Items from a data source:
+===+

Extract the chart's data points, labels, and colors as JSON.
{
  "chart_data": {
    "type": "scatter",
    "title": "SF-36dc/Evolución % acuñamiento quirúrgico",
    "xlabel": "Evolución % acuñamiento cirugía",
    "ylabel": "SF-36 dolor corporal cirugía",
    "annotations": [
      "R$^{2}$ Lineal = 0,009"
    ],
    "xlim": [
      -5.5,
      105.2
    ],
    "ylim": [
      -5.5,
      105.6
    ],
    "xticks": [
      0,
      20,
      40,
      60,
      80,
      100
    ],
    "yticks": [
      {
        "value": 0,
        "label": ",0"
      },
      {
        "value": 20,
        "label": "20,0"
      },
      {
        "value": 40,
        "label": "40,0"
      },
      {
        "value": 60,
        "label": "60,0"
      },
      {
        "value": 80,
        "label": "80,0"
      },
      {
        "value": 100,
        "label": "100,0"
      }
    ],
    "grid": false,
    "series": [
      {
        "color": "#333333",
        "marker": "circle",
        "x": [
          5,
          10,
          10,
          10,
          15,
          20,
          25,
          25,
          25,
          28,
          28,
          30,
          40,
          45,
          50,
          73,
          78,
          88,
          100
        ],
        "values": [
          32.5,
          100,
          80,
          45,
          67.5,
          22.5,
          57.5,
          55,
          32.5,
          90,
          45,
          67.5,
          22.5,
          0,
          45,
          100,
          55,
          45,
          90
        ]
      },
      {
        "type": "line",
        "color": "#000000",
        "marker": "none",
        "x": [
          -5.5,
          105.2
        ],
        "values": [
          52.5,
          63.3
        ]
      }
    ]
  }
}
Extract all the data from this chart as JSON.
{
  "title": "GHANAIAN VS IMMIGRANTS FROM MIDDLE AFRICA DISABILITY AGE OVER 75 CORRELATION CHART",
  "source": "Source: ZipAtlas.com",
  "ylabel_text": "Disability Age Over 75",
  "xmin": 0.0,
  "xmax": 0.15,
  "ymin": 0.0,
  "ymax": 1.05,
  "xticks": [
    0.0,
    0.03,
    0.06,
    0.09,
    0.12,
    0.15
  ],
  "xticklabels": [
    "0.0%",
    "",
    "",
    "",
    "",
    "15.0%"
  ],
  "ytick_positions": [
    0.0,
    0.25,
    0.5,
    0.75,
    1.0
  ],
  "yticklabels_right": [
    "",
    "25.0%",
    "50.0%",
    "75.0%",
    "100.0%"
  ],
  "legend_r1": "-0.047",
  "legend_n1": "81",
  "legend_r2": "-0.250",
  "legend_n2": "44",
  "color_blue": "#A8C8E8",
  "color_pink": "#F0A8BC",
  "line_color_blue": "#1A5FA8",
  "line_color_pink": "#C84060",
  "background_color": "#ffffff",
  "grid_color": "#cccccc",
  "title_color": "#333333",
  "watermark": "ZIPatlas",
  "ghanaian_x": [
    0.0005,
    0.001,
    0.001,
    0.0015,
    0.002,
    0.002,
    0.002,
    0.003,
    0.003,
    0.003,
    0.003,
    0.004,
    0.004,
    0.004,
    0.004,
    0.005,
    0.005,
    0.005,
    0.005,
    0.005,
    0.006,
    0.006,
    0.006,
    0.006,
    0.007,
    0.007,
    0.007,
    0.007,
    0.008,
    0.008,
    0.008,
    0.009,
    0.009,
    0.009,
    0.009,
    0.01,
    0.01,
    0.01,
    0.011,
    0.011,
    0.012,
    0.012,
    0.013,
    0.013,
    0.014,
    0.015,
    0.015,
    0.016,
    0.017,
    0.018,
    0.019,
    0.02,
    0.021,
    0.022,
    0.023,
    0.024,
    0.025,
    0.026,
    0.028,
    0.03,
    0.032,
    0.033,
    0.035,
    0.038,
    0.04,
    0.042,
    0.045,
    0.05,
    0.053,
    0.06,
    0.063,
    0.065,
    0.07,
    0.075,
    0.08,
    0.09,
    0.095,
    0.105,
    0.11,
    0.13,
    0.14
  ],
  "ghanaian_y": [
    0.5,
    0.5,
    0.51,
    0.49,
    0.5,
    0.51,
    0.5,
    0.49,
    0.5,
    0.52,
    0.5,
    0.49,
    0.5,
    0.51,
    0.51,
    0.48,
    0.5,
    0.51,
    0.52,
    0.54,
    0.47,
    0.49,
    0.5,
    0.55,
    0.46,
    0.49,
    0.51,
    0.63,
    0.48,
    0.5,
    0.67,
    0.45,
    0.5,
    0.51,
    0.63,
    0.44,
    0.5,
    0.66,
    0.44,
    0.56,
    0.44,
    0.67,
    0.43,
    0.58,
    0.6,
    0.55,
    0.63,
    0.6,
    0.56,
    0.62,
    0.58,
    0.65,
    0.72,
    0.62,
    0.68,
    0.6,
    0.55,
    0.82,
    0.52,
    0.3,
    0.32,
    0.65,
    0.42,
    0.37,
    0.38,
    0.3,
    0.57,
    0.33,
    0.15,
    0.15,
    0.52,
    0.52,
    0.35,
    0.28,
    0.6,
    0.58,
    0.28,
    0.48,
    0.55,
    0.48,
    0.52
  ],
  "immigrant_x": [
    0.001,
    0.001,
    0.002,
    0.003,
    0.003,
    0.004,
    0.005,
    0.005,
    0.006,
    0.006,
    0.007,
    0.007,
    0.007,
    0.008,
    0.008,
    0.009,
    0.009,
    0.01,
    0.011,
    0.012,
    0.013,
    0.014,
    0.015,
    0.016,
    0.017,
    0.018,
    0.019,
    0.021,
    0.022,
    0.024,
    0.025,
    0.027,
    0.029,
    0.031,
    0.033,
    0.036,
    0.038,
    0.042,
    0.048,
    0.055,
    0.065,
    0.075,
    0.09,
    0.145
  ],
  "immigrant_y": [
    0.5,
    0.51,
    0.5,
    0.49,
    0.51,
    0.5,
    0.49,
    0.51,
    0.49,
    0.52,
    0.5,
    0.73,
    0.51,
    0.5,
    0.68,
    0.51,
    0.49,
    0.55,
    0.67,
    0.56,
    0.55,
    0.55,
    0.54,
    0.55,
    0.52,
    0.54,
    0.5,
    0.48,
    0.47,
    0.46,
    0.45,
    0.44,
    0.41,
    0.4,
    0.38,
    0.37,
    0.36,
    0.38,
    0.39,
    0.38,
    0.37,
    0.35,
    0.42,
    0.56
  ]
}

+===+

Lines containing the word "Evolución" must all be returned from the material above.

Answer to the exercise —
    "title": "SF-36dc/Evolución % acuñamiento quirúrgico",
    "xlabel": "Evolución % acuñamiento cirugía",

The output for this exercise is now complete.